**INSTRUCTIONS TO FOLLOW:** Restate the full listing word for word and leave the pictures out.

(Extracted data entries)
◆ ◆ ◆ ◆ ◆

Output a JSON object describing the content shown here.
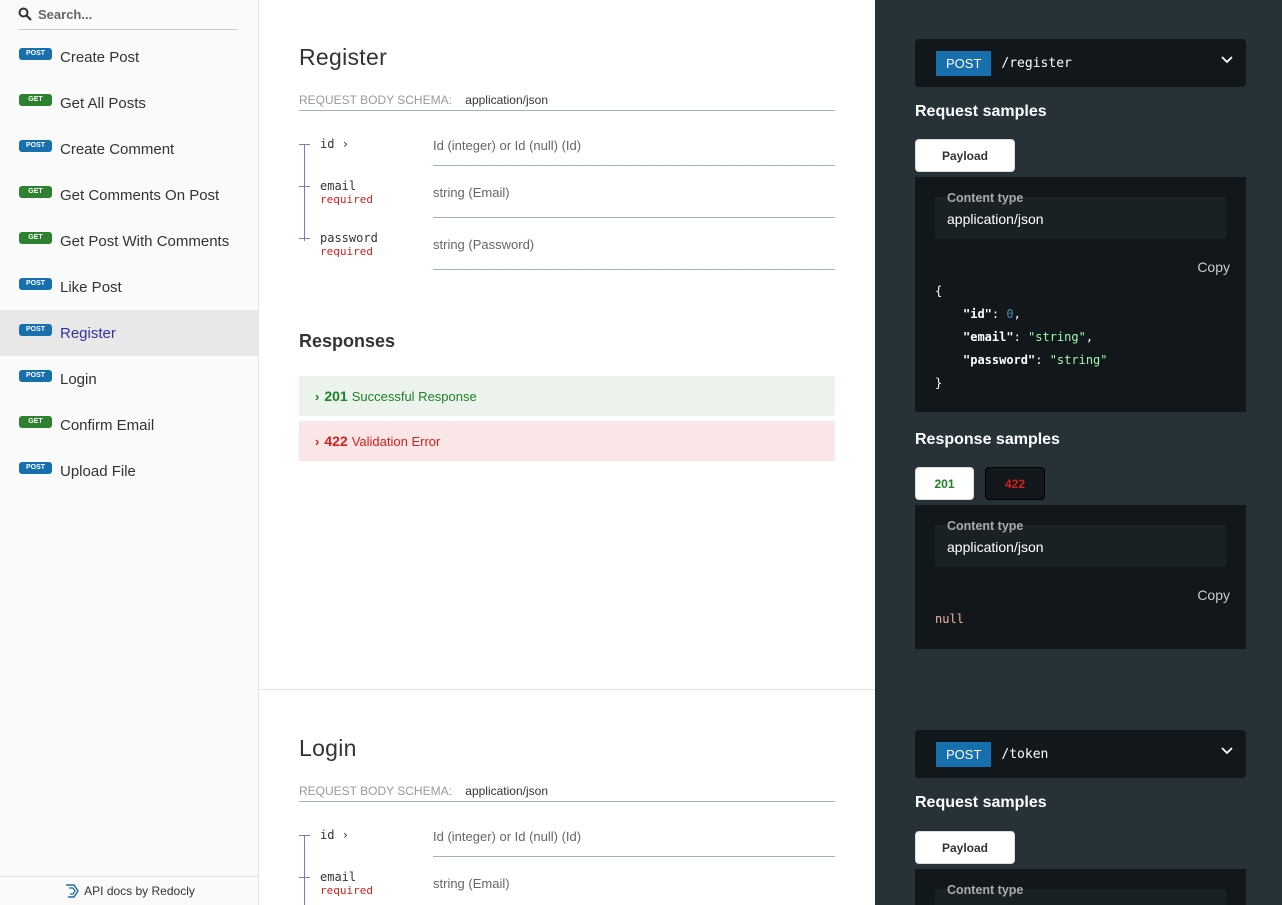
{
  "sidebar": {
    "search_placeholder": "Search...",
    "items": [
      {
        "method": "POST",
        "label": "Create Post"
      },
      {
        "method": "GET",
        "label": "Get All Posts"
      },
      {
        "method": "POST",
        "label": "Create Comment"
      },
      {
        "method": "GET",
        "label": "Get Comments On Post"
      },
      {
        "method": "GET",
        "label": "Get Post With Comments"
      },
      {
        "method": "POST",
        "label": "Like Post"
      },
      {
        "method": "POST",
        "label": "Register"
      },
      {
        "method": "POST",
        "label": "Login"
      },
      {
        "method": "GET",
        "label": "Confirm Email"
      },
      {
        "method": "POST",
        "label": "Upload File"
      }
    ],
    "active_item": "Register",
    "footer": "API docs by Redocly"
  },
  "register": {
    "title": "Register",
    "schema_label": "REQUEST BODY SCHEMA:",
    "schema_type": "application/json",
    "fields": [
      {
        "name": "id",
        "type": "Id (integer) or Id (null) (Id)"
      },
      {
        "name": "email",
        "required": "required",
        "type": "string (Email)"
      },
      {
        "name": "password",
        "required": "required",
        "type": "string (Password)"
      }
    ],
    "responses_title": "Responses",
    "responses": [
      {
        "code": "201",
        "text": "Successful Response"
      },
      {
        "code": "422",
        "text": "Validation Error"
      }
    ],
    "endpoint": {
      "method": "POST",
      "path": "/register"
    },
    "request_samples": "Request samples",
    "payload_tab": "Payload",
    "content_type_label": "Content type",
    "content_type_value": "application/json",
    "copy": "Copy",
    "json": {
      "open": "{",
      "close": "}",
      "id_key": "\"id\"",
      "id_val": "0",
      "email_key": "\"email\"",
      "email_val": "\"string\"",
      "password_key": "\"password\"",
      "password_val": "\"string\""
    },
    "response_samples": "Response samples",
    "resp_tabs": [
      "201",
      "422"
    ],
    "resp_null": "null"
  },
  "login": {
    "title": "Login",
    "schema_label": "REQUEST BODY SCHEMA:",
    "schema_type": "application/json",
    "fields": [
      {
        "name": "id",
        "type": "Id (integer) or Id (null) (Id)"
      },
      {
        "name": "email",
        "required": "required",
        "type": "string (Email)"
      }
    ],
    "endpoint": {
      "method": "POST",
      "path": "/token"
    },
    "request_samples": "Request samples",
    "payload_tab": "Payload",
    "content_type_label": "Content type"
  },
  "colors": {
    "post": "#186fae",
    "get": "#2f8132",
    "success": "#1d8127",
    "error": "#d41f1c",
    "right_panel": "#263238"
  }
}
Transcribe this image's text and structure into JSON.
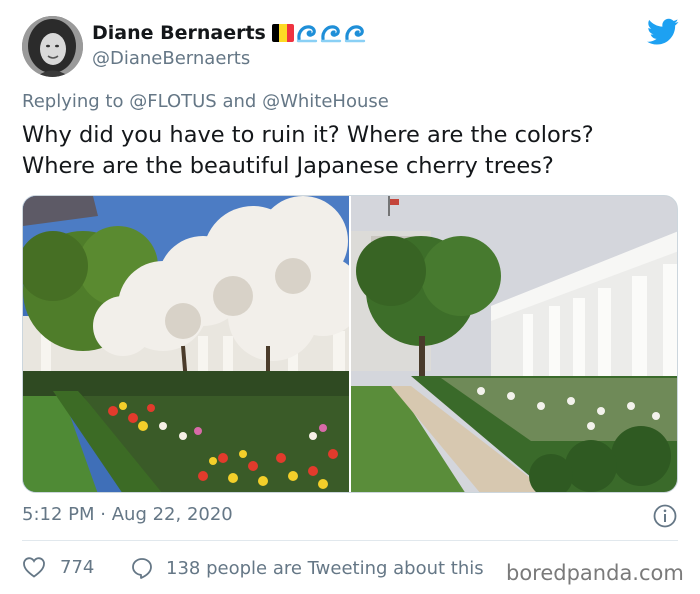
{
  "author": {
    "name": "Diane Bernaerts",
    "handle": "@DianeBernaerts"
  },
  "emojis": [
    "belgian-flag-icon",
    "wave-icon",
    "wave-icon",
    "wave-icon"
  ],
  "reply": {
    "prefix": "Replying to",
    "mention1": "@FLOTUS",
    "and": "and",
    "mention2": "@WhiteHouse"
  },
  "tweet": {
    "line1": "Why did you have to ruin it? Where are the colors?",
    "line2": "Where are the beautiful Japanese cherry trees?"
  },
  "meta": {
    "time": "5:12 PM",
    "separator": "·",
    "date": "Aug 22, 2020"
  },
  "engagement": {
    "likes": "774",
    "tweeting": "138 people are Tweeting about this"
  },
  "watermark": "boredpanda.com",
  "colors": {
    "twitter_blue": "#1da1f2",
    "secondary_text": "#657786",
    "primary_text": "#14171a"
  }
}
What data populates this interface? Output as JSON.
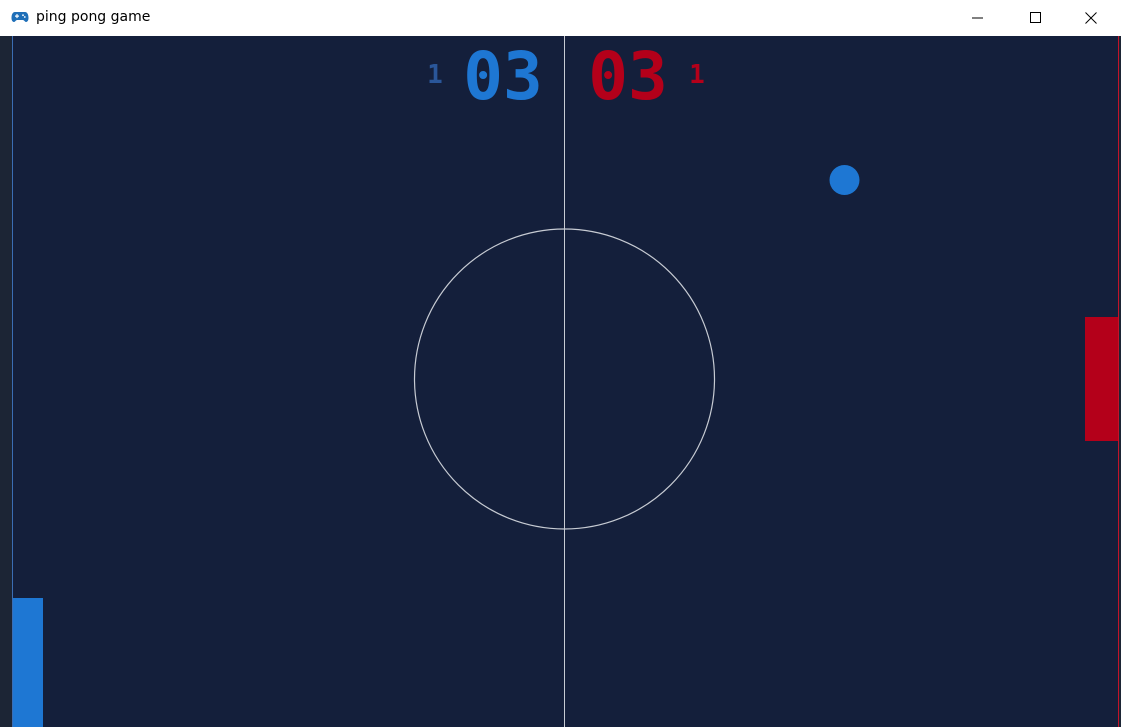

◆ ◆ ◆ ◆ ◆

**RESULT FOR THIS TASK:**
Output a JSON object describing the content shown here.
{
  "sidebar": {
    "search_placeholder": "Search...",
    "items": [
      {
        "method": "POST",
        "label": "Create Post"
      },
      {
        "method": "GET",
        "label": "Get All Posts"
      },
      {
        "method": "POST",
        "label": "Create Comment"
      },
      {
        "method": "GET",
        "label": "Get Comments On Post"
      },
      {
        "method": "GET",
        "label": "Get Post With Comments"
      },
      {
        "method": "POST",
        "label": "Like Post"
      },
      {
        "method": "POST",
        "label": "Register"
      },
      {
        "method": "POST",
        "label": "Login"
      },
      {
        "method": "GET",
        "label": "Confirm Email"
      },
      {
        "method": "POST",
        "label": "Upload File"
      }
    ],
    "active_item": "Register",
    "footer": "API docs by Redocly"
  },
  "register": {
    "title": "Register",
    "schema_label": "REQUEST BODY SCHEMA:",
    "schema_type": "application/json",
    "fields": [
      {
        "name": "id",
        "type": "Id (integer) or Id (null) (Id)"
      },
      {
        "name": "email",
        "required": "required",
        "type": "string (Email)"
      },
      {
        "name": "password",
        "required": "required",
        "type": "string (Password)"
      }
    ],
    "responses_title": "Responses",
    "responses": [
      {
        "code": "201",
        "text": "Successful Response"
      },
      {
        "code": "422",
        "text": "Validation Error"
      }
    ],
    "endpoint": {
      "method": "POST",
      "path": "/register"
    },
    "request_samples": "Request samples",
    "payload_tab": "Payload",
    "content_type_label": "Content type",
    "content_type_value": "application/json",
    "copy": "Copy",
    "json": {
      "open": "{",
      "close": "}",
      "id_key": "\"id\"",
      "id_val": "0",
      "email_key": "\"email\"",
      "email_val": "\"string\"",
      "password_key": "\"password\"",
      "password_val": "\"string\""
    },
    "response_samples": "Response samples",
    "resp_tabs": [
      "201",
      "422"
    ],
    "resp_null": "null"
  },
  "login": {
    "title": "Login",
    "schema_label": "REQUEST BODY SCHEMA:",
    "schema_type": "application/json",
    "fields": [
      {
        "name": "id",
        "type": "Id (integer) or Id (null) (Id)"
      },
      {
        "name": "email",
        "required": "required",
        "type": "string (Email)"
      }
    ],
    "endpoint": {
      "method": "POST",
      "path": "/token"
    },
    "request_samples": "Request samples",
    "payload_tab": "Payload",
    "content_type_label": "Content type"
  },
  "colors": {
    "post": "#186fae",
    "get": "#2f8132",
    "success": "#1d8127",
    "error": "#d41f1c",
    "right_panel": "#263238"
  }
}
Transcribe this image's text and structure into JSON.
{
  "author": {
    "name": "Diane Bernaerts",
    "handle": "@DianeBernaerts"
  },
  "emojis": [
    "belgian-flag-icon",
    "wave-icon",
    "wave-icon",
    "wave-icon"
  ],
  "reply": {
    "prefix": "Replying to",
    "mention1": "@FLOTUS",
    "and": "and",
    "mention2": "@WhiteHouse"
  },
  "tweet": {
    "line1": "Why did you have to ruin it? Where are the colors?",
    "line2": "Where are the beautiful Japanese cherry trees?"
  },
  "meta": {
    "time": "5:12 PM",
    "separator": "·",
    "date": "Aug 22, 2020"
  },
  "engagement": {
    "likes": "774",
    "tweeting": "138 people are Tweeting about this"
  },
  "watermark": "boredpanda.com",
  "colors": {
    "twitter_blue": "#1da1f2",
    "secondary_text": "#657786",
    "primary_text": "#14171a"
  }
}
What data populates this interface? Output as JSON.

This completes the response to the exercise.